> [EXERCISE DIRECTIONS]:
Reproduce every line of the listing as written, apart from the pictures.

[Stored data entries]
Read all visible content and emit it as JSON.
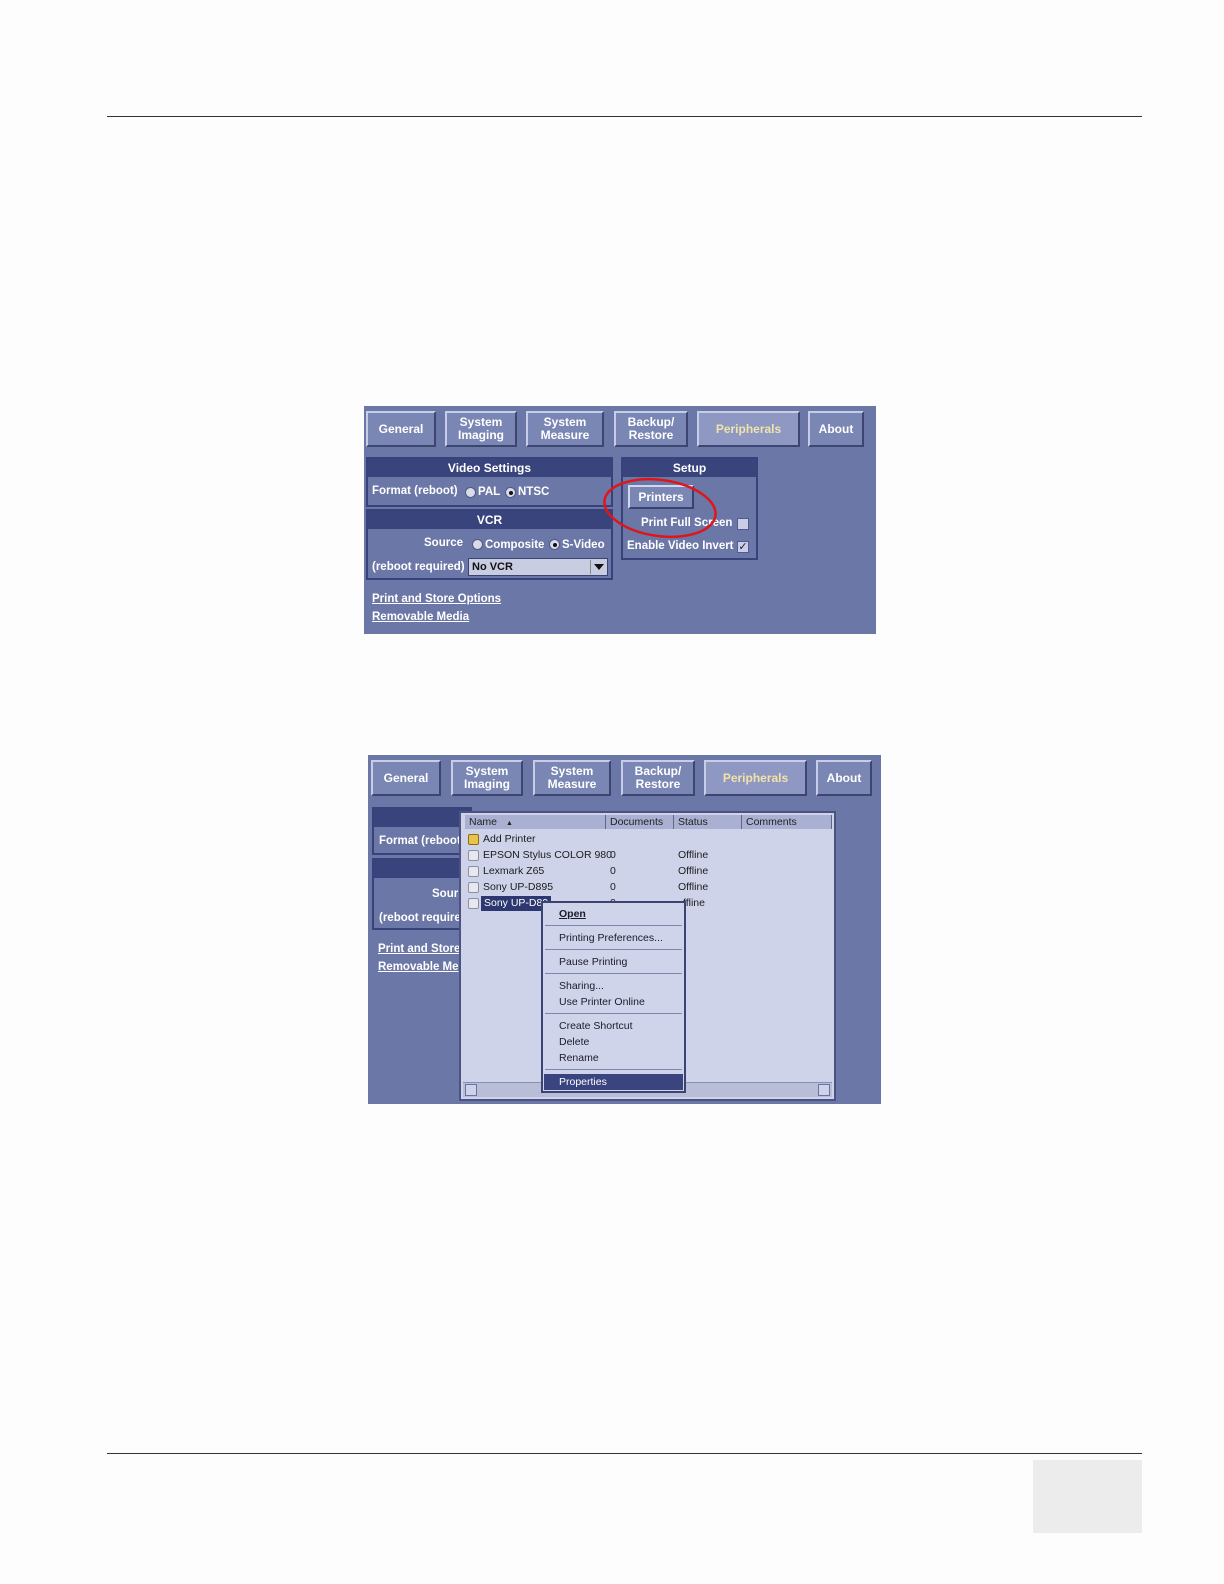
{
  "tabs": [
    "General",
    "System\nImaging",
    "System\nMeasure",
    "Backup/\nRestore",
    "Peripherals",
    "About"
  ],
  "shot1": {
    "video_settings": {
      "header": "Video Settings",
      "format_label": "Format (reboot)",
      "options": [
        "PAL",
        "NTSC"
      ],
      "selected": "NTSC"
    },
    "vcr": {
      "header": "VCR",
      "source_label": "Source",
      "source_options": [
        "Composite",
        "S-Video"
      ],
      "selected": "S-Video",
      "reboot_label": "(reboot required)",
      "vcr_value": "No VCR"
    },
    "setup": {
      "header": "Setup",
      "printers_button": "Printers",
      "print_full_screen": "Print Full Screen",
      "enable_video_invert": "Enable Video Invert",
      "print_full_screen_checked": false,
      "enable_video_invert_checked": true,
      "check_mark": "✓"
    },
    "links": [
      "Print and Store Options",
      "Removable Media"
    ]
  },
  "shot2": {
    "left_labels": {
      "format": "Format (reboot",
      "source": "Sour",
      "reboot": "(reboot require",
      "link1": "Print and Store",
      "link2": "Removable Me"
    },
    "printer_window": {
      "columns": [
        "Name",
        "Documents",
        "Status",
        "Comments"
      ],
      "sort_arrow": "▲",
      "rows": [
        {
          "name": "Add Printer",
          "documents": "",
          "status": ""
        },
        {
          "name": "EPSON Stylus COLOR 980",
          "documents": "0",
          "status": "Offline"
        },
        {
          "name": "Lexmark Z65",
          "documents": "0",
          "status": "Offline"
        },
        {
          "name": "Sony UP-D895",
          "documents": "0",
          "status": "Offline"
        },
        {
          "name": "Sony UP-D89",
          "documents": "0",
          "status": "ffline"
        }
      ]
    },
    "context_menu": [
      "Open",
      "Printing Preferences...",
      "Pause Printing",
      "Sharing...",
      "Use Printer Online",
      "Create Shortcut",
      "Delete",
      "Rename",
      "Properties"
    ]
  }
}
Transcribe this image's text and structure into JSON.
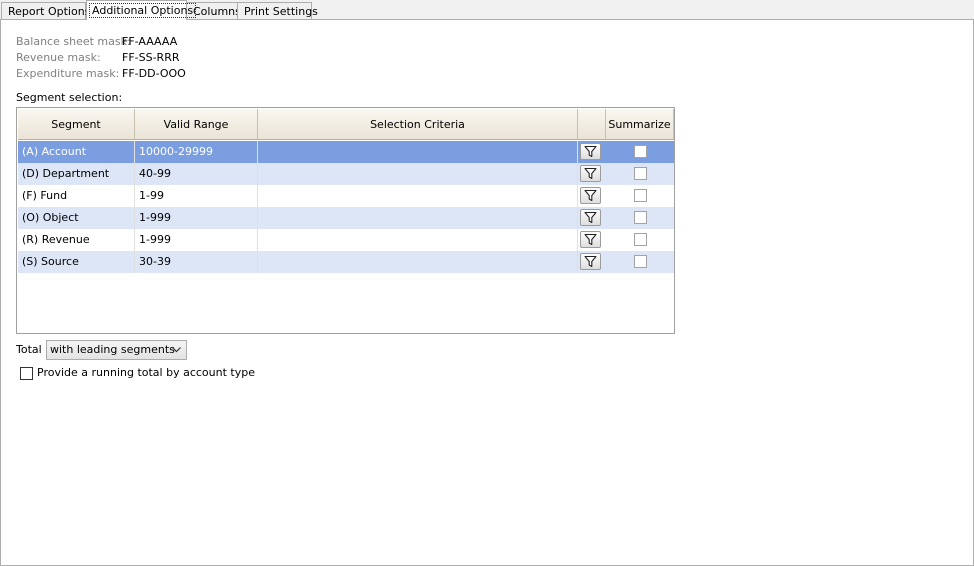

> [EXERCISE RESPONSE]:
Read all visible content and emit it as JSON.
{
  "tabs": [
    "General",
    "System\nImaging",
    "System\nMeasure",
    "Backup/\nRestore",
    "Peripherals",
    "About"
  ],
  "shot1": {
    "video_settings": {
      "header": "Video Settings",
      "format_label": "Format (reboot)",
      "options": [
        "PAL",
        "NTSC"
      ],
      "selected": "NTSC"
    },
    "vcr": {
      "header": "VCR",
      "source_label": "Source",
      "source_options": [
        "Composite",
        "S-Video"
      ],
      "selected": "S-Video",
      "reboot_label": "(reboot required)",
      "vcr_value": "No VCR"
    },
    "setup": {
      "header": "Setup",
      "printers_button": "Printers",
      "print_full_screen": "Print Full Screen",
      "enable_video_invert": "Enable Video Invert",
      "print_full_screen_checked": false,
      "enable_video_invert_checked": true,
      "check_mark": "✓"
    },
    "links": [
      "Print and Store Options",
      "Removable Media"
    ]
  },
  "shot2": {
    "left_labels": {
      "format": "Format (reboot",
      "source": "Sour",
      "reboot": "(reboot require",
      "link1": "Print and Store",
      "link2": "Removable Me"
    },
    "printer_window": {
      "columns": [
        "Name",
        "Documents",
        "Status",
        "Comments"
      ],
      "sort_arrow": "▲",
      "rows": [
        {
          "name": "Add Printer",
          "documents": "",
          "status": ""
        },
        {
          "name": "EPSON Stylus COLOR 980",
          "documents": "0",
          "status": "Offline"
        },
        {
          "name": "Lexmark Z65",
          "documents": "0",
          "status": "Offline"
        },
        {
          "name": "Sony UP-D895",
          "documents": "0",
          "status": "Offline"
        },
        {
          "name": "Sony UP-D89",
          "documents": "0",
          "status": "ffline"
        }
      ]
    },
    "context_menu": [
      "Open",
      "Printing Preferences...",
      "Pause Printing",
      "Sharing...",
      "Use Printer Online",
      "Create Shortcut",
      "Delete",
      "Rename",
      "Properties"
    ]
  }
}
Transcribe this image's text and structure into JSON.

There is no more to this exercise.